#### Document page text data
━━━━━━
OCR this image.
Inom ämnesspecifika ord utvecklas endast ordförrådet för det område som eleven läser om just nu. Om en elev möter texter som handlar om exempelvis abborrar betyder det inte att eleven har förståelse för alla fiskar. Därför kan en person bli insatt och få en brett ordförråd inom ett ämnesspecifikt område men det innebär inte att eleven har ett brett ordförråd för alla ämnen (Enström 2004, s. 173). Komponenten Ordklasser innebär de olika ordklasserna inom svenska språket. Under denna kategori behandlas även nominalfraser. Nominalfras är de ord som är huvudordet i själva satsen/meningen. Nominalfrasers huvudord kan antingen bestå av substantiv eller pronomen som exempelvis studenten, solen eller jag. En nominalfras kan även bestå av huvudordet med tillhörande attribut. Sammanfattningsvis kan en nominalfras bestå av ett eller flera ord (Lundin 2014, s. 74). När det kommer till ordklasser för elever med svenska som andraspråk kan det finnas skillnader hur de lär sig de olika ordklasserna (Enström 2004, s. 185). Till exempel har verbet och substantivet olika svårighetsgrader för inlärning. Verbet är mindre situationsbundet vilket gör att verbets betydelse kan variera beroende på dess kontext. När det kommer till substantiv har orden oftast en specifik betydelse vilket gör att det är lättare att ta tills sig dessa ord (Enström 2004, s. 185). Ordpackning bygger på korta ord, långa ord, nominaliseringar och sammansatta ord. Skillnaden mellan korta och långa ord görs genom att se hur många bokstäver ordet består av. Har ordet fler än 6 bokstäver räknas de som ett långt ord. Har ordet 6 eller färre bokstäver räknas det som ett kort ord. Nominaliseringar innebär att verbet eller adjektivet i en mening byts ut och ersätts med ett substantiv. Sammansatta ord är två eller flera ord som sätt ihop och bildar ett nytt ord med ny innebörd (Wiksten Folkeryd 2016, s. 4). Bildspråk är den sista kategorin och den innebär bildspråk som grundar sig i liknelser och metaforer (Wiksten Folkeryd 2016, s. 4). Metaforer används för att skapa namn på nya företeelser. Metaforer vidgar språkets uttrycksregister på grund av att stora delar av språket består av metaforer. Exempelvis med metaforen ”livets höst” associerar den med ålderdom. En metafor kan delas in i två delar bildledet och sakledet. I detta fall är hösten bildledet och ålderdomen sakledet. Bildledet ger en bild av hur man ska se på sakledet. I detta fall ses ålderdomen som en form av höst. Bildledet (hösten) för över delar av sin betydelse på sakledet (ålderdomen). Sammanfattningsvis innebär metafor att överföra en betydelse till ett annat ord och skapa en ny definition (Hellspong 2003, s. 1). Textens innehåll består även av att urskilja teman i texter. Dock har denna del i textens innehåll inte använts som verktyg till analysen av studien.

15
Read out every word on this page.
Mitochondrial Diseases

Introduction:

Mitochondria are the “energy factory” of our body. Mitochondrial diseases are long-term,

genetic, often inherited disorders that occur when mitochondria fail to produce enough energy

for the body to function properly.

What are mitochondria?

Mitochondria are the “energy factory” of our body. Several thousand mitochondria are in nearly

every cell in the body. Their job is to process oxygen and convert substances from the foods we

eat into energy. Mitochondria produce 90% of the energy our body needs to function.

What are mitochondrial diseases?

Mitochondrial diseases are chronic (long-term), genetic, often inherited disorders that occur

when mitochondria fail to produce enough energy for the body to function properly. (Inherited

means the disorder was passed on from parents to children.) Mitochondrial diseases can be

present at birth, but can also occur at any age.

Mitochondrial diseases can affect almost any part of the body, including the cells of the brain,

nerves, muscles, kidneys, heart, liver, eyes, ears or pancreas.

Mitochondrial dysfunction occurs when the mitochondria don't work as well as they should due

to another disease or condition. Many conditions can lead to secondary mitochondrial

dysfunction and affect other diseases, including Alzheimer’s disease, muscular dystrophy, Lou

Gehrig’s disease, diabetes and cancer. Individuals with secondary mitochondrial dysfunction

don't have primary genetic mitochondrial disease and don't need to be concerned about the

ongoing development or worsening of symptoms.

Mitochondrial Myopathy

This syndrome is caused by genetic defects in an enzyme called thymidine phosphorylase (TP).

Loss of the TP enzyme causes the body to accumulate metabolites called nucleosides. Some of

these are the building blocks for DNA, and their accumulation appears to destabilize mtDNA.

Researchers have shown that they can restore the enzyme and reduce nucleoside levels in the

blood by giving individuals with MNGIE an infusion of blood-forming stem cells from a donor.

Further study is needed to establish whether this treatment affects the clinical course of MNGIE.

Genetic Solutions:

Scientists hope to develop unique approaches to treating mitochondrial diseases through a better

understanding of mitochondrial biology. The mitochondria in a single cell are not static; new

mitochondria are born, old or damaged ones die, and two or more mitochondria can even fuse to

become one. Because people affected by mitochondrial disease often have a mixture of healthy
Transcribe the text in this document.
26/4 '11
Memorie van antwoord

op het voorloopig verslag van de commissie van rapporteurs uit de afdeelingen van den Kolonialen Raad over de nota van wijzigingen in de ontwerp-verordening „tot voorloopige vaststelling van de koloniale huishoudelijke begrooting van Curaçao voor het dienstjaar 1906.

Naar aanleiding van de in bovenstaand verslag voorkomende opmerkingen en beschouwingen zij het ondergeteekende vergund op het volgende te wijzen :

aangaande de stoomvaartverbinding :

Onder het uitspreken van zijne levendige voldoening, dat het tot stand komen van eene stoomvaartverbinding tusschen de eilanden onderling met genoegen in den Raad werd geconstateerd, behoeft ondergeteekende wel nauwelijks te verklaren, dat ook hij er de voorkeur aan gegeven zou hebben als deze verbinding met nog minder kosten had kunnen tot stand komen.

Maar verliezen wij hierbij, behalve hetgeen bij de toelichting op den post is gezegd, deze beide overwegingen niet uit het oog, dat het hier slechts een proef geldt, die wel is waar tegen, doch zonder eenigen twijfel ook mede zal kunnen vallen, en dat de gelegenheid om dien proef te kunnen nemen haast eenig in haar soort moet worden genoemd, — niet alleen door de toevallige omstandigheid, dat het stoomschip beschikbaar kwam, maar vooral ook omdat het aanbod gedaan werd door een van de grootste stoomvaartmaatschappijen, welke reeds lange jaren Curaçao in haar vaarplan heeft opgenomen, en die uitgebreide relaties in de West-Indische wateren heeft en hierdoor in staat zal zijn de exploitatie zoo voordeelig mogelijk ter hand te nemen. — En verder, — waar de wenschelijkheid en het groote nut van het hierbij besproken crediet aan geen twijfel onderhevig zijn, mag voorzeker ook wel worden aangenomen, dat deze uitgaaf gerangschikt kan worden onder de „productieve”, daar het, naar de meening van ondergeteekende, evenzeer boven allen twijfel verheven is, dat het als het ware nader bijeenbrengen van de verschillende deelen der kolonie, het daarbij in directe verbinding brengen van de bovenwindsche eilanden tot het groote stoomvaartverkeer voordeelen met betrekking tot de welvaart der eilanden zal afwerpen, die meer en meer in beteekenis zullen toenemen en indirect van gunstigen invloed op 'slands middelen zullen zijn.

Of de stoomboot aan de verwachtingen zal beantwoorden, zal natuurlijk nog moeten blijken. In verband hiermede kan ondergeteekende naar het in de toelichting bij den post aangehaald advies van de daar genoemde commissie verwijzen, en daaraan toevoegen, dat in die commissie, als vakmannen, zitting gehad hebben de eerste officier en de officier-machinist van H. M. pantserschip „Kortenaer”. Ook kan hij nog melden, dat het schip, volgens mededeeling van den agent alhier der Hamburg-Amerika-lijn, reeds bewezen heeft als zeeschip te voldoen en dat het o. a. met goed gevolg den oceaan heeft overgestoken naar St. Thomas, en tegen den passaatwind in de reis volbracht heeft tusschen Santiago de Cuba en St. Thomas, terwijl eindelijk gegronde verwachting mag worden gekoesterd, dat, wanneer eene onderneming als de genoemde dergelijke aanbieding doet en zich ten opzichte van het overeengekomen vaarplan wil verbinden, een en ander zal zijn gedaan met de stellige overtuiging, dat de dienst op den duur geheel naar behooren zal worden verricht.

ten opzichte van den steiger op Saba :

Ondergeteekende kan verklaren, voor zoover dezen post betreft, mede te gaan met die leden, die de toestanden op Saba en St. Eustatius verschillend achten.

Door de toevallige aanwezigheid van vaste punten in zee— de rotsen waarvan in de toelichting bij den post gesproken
━━━━━━
#### Your task
Filter the records, keeping only lines that contain "factory", and show those lines.

#### Response
Mitochondria are the “energy factory” of our body. Mitochondrial diseases are long-term,
Mitochondria are the “energy factory” of our body. Several thousand mitochondria are in nearly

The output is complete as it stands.